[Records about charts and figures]
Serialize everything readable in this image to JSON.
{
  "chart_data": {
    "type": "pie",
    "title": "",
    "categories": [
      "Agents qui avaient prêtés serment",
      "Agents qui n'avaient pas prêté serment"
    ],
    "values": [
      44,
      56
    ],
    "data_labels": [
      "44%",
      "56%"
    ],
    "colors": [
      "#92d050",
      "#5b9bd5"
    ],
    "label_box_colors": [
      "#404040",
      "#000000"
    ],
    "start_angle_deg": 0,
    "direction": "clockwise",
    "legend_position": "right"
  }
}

The request =>
Each record should come back exactly as written.

The result =>
Serialize everything readable in this image to JSON.
{
  "chart_data": {
    "type": "pie",
    "title": "",
    "categories": [
      "Agents qui avaient prêtés serment",
      "Agents qui n'avaient pas prêté serment"
    ],
    "values": [
      44,
      56
    ],
    "data_labels": [
      "44%",
      "56%"
    ],
    "colors": [
      "#92d050",
      "#5b9bd5"
    ],
    "label_box_colors": [
      "#404040",
      "#000000"
    ],
    "start_angle_deg": 0,
    "direction": "clockwise",
    "legend_position": "right"
  }
}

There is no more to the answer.